- _EXERCISE OBJECTIVE_
Rewrite the records starting at the line containing "List each element" and ending at the line containing "scroll-left-icon[interactable] [332,569,335,575]", with "annotation-arrow" changed to "pointer-arrow" and every other part left as it stands.

- _SUPPLIED DATA_
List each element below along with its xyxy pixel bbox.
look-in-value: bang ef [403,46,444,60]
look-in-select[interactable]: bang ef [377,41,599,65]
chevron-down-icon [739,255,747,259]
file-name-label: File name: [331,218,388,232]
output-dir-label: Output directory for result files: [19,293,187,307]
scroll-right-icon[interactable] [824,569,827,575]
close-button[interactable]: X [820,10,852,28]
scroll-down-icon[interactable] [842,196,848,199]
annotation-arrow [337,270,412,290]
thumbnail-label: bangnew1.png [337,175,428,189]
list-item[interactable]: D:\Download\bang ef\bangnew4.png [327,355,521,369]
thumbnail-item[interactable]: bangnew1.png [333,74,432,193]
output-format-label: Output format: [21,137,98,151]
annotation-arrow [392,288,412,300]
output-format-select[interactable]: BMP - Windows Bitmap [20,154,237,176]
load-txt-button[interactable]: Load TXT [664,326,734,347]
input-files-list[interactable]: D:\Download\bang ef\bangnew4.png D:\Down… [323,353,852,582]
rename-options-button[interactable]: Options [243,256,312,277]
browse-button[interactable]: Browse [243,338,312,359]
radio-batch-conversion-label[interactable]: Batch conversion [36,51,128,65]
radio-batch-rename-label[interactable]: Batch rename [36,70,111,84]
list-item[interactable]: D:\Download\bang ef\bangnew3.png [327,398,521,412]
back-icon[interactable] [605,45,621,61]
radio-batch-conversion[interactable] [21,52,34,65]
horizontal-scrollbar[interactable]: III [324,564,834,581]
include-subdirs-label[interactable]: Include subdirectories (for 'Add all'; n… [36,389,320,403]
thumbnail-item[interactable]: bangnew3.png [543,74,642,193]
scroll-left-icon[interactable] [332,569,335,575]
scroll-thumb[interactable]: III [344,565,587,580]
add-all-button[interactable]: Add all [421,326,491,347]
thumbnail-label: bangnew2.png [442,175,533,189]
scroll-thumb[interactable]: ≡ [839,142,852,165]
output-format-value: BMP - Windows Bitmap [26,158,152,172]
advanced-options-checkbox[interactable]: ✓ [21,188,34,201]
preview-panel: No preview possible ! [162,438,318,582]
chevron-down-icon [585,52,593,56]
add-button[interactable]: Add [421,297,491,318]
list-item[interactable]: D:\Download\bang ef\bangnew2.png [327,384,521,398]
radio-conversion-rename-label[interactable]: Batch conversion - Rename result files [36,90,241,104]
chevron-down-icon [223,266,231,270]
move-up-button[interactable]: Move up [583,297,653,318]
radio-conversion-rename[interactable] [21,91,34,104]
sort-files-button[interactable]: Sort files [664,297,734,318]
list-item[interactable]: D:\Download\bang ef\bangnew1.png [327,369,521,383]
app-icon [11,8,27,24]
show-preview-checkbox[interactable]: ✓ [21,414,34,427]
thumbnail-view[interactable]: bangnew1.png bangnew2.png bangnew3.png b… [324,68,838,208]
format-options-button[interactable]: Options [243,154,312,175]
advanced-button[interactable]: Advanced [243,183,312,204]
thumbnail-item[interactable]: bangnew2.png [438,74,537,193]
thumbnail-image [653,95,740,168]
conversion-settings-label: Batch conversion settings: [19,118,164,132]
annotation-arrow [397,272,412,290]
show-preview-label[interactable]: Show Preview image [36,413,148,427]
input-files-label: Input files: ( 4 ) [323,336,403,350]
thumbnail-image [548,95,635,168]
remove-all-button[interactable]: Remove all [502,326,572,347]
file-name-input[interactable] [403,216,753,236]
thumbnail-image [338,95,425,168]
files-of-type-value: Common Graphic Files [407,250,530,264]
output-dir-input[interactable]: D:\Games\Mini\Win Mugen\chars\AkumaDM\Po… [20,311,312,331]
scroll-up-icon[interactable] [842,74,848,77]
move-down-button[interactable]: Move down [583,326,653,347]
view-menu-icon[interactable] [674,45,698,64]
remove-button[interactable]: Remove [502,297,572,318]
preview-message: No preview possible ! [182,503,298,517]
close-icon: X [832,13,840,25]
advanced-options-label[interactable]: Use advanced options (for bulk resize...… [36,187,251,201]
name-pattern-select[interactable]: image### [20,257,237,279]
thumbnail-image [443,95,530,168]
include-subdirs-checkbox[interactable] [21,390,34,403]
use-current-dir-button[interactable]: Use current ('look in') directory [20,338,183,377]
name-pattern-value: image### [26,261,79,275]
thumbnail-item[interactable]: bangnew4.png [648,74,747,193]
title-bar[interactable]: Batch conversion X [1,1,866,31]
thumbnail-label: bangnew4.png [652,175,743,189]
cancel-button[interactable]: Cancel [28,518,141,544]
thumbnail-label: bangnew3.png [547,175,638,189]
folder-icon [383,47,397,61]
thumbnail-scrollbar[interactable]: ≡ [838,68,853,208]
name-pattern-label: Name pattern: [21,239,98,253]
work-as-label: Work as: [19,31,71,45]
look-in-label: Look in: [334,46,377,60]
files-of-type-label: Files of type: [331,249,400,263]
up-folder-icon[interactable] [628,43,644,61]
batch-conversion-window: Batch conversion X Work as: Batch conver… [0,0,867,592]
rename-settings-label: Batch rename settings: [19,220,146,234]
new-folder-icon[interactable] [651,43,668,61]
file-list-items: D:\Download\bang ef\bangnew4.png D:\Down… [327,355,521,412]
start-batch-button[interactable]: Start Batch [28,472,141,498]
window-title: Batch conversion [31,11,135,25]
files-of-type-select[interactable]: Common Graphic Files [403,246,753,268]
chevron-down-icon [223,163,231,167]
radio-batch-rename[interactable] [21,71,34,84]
---
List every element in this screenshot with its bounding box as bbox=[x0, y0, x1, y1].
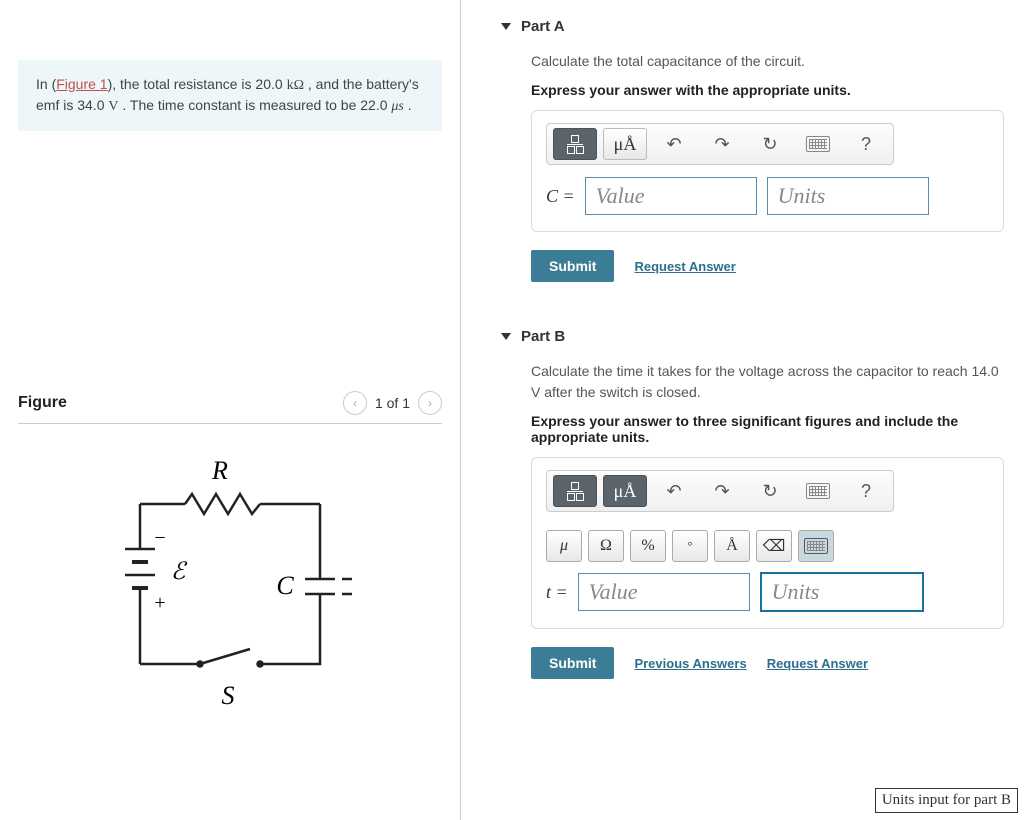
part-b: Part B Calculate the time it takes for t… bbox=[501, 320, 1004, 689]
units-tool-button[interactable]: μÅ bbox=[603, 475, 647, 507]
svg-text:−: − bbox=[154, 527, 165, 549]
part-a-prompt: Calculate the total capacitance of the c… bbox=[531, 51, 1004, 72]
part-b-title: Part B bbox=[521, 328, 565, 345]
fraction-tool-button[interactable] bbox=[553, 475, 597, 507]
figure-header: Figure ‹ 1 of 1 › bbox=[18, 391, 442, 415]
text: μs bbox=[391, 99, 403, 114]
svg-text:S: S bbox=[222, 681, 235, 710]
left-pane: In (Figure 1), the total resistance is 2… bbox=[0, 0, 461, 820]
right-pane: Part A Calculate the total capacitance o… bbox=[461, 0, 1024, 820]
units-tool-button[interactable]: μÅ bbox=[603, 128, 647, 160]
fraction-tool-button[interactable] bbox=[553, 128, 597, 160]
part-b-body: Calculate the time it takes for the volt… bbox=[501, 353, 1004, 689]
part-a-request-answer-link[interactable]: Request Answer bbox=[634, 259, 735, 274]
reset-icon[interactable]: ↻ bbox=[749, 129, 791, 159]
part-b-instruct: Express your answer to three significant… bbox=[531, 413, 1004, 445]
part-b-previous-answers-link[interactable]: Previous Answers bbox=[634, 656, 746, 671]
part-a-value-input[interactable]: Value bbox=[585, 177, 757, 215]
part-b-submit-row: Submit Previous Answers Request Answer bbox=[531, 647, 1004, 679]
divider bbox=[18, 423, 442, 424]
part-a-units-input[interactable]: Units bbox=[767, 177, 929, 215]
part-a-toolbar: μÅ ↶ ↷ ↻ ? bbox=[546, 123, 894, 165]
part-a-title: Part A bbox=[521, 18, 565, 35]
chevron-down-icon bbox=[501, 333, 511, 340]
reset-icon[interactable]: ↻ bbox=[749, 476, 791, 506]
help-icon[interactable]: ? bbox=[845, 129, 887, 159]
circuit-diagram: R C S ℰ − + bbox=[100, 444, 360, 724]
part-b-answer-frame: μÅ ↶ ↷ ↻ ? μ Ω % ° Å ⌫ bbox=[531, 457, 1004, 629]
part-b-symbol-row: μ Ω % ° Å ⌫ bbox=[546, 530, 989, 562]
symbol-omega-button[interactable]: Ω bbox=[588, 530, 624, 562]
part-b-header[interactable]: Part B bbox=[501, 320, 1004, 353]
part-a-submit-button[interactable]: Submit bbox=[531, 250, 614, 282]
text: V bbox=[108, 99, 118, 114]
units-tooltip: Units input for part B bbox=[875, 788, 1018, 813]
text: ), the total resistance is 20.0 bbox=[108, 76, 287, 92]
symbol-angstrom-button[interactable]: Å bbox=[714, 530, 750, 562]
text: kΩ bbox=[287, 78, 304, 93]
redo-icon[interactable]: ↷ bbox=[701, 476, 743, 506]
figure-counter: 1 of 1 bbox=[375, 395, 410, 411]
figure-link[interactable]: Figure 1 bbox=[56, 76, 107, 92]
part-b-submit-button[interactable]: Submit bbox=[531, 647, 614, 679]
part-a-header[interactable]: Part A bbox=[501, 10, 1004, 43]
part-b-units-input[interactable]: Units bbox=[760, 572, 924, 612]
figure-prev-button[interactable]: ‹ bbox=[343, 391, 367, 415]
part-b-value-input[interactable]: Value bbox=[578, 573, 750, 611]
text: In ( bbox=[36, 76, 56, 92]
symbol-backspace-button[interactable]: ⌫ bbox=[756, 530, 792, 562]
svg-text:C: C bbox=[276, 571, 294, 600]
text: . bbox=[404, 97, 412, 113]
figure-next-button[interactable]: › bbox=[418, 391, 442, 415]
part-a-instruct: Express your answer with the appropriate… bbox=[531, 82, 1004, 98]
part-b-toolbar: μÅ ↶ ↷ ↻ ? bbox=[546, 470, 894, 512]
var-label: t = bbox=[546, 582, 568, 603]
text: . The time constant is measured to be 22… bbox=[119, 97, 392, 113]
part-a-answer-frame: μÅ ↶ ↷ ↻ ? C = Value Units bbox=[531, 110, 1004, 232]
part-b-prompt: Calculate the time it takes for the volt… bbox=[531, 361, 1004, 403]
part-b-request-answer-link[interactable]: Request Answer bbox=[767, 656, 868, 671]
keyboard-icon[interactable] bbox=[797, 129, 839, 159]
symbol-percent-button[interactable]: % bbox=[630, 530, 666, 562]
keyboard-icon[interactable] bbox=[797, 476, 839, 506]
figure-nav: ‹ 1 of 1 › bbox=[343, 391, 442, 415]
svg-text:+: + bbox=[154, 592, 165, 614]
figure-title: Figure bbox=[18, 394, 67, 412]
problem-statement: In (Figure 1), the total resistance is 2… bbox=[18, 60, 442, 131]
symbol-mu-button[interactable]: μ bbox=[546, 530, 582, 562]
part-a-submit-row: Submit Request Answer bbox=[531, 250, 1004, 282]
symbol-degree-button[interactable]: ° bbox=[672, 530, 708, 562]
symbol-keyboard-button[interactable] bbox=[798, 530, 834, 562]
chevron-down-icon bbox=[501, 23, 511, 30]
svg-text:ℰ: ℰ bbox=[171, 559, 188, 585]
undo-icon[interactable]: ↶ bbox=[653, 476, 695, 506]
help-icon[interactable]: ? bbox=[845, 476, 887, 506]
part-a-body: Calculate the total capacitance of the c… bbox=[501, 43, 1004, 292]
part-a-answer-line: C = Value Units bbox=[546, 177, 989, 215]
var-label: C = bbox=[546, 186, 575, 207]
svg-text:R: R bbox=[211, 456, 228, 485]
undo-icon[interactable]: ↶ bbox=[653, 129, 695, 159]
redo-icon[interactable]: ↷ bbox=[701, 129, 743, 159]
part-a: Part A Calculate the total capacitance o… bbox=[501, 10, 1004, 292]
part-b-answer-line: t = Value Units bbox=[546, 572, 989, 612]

- _CORRECT ANSWER_
List each element below along with its xyxy pixel bbox.
look-in-value: bang ef [403,46,444,60]
look-in-select[interactable]: bang ef [377,41,599,65]
chevron-down-icon [739,255,747,259]
file-name-label: File name: [331,218,388,232]
output-dir-label: Output directory for result files: [19,293,187,307]
scroll-right-icon[interactable] [824,569,827,575]
close-button[interactable]: X [820,10,852,28]
scroll-down-icon[interactable] [842,196,848,199]
pointer-arrow [337,270,412,290]
thumbnail-label: bangnew1.png [337,175,428,189]
list-item[interactable]: D:\Download\bang ef\bangnew4.png [327,355,521,369]
thumbnail-item[interactable]: bangnew1.png [333,74,432,193]
output-format-label: Output format: [21,137,98,151]
pointer-arrow [392,288,412,300]
output-format-select[interactable]: BMP - Windows Bitmap [20,154,237,176]
load-txt-button[interactable]: Load TXT [664,326,734,347]
input-files-list[interactable]: D:\Download\bang ef\bangnew4.png D:\Down… [323,353,852,582]
rename-options-button[interactable]: Options [243,256,312,277]
browse-button[interactable]: Browse [243,338,312,359]
radio-batch-conversion-label[interactable]: Batch conversion [36,51,128,65]
radio-batch-rename-label[interactable]: Batch rename [36,70,111,84]
list-item[interactable]: D:\Download\bang ef\bangnew3.png [327,398,521,412]
back-icon[interactable] [605,45,621,61]
radio-batch-conversion[interactable] [21,52,34,65]
horizontal-scrollbar[interactable]: III [324,564,834,581]
include-subdirs-label[interactable]: Include subdirectories (for 'Add all'; n… [36,389,320,403]
thumbnail-item[interactable]: bangnew3.png [543,74,642,193]
scroll-left-icon[interactable] [332,569,335,575]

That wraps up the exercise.